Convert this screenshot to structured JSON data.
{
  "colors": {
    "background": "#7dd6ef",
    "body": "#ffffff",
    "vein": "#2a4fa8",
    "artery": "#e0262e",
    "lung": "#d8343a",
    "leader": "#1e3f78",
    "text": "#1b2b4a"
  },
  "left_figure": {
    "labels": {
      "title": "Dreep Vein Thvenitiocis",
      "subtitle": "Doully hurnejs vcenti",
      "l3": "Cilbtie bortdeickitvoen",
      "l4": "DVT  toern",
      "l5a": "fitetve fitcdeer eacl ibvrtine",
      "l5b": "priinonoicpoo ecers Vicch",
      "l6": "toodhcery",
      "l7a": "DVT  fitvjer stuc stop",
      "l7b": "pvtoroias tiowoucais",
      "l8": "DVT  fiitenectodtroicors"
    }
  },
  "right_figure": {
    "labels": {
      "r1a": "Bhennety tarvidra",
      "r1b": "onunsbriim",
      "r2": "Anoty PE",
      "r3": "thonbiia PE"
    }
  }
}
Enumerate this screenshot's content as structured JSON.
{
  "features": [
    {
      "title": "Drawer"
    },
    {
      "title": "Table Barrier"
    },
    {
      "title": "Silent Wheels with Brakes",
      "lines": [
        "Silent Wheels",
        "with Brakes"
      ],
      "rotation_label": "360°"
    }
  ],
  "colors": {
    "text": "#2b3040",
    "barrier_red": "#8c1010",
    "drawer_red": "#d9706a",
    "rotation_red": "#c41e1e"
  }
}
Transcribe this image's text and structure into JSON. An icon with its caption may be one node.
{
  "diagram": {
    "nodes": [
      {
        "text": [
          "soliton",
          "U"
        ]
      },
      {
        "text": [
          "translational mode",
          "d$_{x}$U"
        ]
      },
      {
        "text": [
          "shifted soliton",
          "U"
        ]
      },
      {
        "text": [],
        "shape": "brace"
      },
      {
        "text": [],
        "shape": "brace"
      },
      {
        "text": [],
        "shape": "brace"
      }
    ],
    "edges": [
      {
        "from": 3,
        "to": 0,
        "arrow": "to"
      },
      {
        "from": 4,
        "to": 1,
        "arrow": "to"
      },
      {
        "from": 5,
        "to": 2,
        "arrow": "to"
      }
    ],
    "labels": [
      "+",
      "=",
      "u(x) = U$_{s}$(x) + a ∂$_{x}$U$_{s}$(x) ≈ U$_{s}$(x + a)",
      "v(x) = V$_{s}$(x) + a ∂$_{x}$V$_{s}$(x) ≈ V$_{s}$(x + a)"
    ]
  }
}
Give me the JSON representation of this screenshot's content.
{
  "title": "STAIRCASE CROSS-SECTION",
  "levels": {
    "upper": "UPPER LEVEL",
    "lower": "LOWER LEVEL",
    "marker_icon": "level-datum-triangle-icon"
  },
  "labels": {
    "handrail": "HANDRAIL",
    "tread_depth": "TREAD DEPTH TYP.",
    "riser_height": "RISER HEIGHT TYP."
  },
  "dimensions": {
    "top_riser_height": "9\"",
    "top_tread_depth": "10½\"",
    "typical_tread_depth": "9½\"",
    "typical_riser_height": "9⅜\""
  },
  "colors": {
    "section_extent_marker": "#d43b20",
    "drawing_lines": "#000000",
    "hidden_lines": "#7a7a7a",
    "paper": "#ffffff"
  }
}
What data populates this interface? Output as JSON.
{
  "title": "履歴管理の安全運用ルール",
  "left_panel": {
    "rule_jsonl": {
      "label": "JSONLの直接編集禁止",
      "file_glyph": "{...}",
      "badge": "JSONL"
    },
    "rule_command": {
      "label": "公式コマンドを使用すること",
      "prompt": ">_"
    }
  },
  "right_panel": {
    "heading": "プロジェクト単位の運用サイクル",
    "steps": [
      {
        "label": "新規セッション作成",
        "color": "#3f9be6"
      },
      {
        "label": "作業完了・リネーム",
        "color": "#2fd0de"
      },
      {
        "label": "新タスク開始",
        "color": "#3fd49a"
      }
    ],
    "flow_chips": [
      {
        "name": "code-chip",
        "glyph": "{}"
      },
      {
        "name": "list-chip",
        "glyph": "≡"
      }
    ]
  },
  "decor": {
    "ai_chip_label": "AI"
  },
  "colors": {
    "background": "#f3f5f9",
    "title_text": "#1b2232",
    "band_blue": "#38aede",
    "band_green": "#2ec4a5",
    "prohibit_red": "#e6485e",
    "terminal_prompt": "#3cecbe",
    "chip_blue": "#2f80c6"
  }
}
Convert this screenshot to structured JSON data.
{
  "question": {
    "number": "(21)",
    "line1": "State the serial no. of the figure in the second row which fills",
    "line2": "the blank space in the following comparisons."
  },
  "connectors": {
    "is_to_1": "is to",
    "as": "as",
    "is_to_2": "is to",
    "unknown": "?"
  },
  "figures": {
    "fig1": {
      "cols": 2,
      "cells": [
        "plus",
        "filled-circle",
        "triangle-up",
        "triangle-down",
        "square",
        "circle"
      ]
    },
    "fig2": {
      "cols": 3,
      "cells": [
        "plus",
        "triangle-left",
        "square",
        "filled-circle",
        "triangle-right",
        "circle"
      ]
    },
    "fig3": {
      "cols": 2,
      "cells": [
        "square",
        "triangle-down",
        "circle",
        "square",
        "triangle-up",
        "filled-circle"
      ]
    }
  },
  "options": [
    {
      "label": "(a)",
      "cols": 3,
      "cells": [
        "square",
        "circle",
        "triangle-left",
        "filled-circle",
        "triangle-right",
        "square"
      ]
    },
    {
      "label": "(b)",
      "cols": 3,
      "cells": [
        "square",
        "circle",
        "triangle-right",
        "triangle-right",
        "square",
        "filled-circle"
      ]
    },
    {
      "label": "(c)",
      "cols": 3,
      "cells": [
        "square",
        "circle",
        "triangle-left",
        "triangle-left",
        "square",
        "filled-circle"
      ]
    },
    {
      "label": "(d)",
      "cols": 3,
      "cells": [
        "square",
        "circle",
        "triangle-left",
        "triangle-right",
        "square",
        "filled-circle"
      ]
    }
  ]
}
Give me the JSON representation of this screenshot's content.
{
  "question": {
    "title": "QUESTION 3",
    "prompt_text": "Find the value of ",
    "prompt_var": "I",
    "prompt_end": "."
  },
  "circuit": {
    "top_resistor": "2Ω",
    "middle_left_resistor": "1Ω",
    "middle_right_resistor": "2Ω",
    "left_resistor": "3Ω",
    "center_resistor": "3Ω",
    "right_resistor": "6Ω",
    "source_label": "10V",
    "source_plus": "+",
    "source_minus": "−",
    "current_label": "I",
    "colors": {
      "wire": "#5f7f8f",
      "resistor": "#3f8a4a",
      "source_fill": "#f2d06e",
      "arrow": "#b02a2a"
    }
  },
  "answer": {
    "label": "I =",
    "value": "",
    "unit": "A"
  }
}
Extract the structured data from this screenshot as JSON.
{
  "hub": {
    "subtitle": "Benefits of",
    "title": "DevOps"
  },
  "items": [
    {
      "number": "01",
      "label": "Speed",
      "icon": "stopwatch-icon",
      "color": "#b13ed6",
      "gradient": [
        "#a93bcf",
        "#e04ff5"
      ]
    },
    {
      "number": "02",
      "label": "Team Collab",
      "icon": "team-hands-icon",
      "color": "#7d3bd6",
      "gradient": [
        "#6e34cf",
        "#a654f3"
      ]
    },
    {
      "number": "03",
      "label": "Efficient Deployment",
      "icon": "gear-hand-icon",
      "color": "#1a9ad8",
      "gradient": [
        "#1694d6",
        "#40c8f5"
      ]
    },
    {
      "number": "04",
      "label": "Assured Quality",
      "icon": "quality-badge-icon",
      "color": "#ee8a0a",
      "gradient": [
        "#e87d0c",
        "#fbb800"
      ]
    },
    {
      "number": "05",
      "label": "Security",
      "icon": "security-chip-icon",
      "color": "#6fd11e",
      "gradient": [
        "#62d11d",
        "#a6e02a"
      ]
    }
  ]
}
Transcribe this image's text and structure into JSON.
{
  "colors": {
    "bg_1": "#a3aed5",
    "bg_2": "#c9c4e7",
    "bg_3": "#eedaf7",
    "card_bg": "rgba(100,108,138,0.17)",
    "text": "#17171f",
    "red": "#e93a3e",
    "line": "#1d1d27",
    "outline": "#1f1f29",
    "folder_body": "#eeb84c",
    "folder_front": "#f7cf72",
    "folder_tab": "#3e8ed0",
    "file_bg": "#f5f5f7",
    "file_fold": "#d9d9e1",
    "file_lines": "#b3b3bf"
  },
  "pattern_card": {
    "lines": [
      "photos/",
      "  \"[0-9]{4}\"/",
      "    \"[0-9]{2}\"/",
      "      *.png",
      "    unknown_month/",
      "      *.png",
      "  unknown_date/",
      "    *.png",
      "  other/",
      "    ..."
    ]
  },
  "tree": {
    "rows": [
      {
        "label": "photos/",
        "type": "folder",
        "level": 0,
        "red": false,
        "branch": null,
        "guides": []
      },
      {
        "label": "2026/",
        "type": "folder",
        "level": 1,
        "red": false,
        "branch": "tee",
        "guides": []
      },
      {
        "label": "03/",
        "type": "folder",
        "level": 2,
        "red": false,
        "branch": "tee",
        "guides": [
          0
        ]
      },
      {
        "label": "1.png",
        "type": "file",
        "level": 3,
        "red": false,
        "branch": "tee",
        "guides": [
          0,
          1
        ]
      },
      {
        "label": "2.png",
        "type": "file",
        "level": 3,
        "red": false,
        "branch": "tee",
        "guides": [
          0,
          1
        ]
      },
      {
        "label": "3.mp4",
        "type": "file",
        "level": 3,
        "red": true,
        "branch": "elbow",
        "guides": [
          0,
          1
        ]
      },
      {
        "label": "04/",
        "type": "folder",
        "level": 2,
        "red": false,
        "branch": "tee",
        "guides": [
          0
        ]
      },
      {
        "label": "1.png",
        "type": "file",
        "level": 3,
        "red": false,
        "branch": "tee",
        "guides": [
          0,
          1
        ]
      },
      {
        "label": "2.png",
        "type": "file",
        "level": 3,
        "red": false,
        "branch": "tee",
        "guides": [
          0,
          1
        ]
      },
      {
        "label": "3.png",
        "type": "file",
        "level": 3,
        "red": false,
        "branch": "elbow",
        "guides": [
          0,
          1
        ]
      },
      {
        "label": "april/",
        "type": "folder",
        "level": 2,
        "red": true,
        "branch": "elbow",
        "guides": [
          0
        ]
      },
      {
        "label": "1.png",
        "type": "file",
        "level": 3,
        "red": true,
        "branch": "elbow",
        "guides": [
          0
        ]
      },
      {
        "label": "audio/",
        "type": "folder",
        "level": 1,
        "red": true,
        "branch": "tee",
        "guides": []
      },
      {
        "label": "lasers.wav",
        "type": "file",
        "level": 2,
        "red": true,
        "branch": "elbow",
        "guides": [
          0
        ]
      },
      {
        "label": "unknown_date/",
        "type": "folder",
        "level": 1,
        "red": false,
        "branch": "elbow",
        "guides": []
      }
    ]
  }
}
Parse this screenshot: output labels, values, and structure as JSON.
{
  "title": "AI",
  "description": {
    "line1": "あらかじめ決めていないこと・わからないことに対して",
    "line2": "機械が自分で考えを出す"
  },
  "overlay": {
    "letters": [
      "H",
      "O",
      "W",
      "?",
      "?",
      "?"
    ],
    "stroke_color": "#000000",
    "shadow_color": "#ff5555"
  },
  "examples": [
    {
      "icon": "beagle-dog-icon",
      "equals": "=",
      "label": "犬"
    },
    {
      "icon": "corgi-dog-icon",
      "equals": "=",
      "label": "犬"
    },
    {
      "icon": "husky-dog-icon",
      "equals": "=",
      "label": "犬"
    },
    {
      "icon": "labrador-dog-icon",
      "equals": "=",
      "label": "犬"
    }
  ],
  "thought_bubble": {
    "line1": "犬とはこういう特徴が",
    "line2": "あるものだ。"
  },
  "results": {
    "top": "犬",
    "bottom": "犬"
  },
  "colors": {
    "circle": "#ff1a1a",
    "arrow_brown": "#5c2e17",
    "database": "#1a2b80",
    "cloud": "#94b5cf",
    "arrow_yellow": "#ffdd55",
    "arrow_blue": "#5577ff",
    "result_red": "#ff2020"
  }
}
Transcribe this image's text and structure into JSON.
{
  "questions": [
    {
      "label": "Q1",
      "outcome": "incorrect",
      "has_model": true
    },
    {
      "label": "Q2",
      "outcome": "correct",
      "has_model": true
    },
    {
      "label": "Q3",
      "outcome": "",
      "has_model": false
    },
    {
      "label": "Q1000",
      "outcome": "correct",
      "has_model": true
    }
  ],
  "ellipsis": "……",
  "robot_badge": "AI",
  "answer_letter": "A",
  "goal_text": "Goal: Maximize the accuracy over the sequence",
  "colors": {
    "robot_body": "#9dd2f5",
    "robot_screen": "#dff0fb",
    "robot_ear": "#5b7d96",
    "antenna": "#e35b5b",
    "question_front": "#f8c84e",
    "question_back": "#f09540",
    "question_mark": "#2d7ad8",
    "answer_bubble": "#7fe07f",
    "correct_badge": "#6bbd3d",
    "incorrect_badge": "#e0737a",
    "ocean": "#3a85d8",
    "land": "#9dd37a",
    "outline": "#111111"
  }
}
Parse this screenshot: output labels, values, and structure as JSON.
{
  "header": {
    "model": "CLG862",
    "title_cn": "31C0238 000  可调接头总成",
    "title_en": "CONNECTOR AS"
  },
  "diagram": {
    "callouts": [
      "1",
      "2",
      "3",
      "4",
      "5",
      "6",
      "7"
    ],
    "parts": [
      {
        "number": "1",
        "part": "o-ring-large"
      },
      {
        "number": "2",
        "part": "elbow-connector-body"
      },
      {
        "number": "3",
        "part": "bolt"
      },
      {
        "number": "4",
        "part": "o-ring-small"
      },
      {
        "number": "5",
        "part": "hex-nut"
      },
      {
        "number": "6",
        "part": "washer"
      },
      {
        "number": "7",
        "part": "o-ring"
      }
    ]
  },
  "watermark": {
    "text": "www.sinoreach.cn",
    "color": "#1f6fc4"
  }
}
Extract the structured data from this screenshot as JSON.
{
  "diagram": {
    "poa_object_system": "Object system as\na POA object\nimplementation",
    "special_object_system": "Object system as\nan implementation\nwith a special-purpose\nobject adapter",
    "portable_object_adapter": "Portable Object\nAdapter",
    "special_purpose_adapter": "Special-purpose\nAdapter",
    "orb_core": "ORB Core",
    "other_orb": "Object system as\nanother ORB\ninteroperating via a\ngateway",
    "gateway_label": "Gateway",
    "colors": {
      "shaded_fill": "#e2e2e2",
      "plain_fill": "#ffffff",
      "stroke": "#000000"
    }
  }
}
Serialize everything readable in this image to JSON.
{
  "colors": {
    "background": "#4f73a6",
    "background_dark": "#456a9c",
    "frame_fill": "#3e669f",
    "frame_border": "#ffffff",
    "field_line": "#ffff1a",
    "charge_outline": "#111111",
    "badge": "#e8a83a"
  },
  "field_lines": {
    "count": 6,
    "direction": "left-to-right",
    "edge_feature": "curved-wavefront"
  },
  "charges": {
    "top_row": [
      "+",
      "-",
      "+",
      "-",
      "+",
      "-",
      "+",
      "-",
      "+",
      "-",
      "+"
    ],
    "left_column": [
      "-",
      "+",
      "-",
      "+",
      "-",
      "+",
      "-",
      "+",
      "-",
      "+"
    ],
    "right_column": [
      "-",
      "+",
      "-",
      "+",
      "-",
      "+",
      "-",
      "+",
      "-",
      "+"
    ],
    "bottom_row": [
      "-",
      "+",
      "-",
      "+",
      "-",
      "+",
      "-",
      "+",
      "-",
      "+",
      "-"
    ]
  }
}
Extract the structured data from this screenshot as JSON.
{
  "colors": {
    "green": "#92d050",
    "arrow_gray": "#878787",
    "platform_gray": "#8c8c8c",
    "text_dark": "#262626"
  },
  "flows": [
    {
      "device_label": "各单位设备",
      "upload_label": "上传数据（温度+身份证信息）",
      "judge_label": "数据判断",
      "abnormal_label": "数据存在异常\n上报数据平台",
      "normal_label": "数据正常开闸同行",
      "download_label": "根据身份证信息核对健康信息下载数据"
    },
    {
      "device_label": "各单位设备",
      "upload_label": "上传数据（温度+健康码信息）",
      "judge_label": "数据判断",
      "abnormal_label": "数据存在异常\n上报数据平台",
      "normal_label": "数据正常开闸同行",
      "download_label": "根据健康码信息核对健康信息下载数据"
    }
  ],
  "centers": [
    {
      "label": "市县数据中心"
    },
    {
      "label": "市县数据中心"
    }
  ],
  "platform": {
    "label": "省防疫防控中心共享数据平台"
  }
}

▬▬▬▬▬▬▬▬▬▬

Tally how many lines of the data include the word "ffffff". Write the number and nothing else.

▶ _REPLY TO THE EXERCISE_
4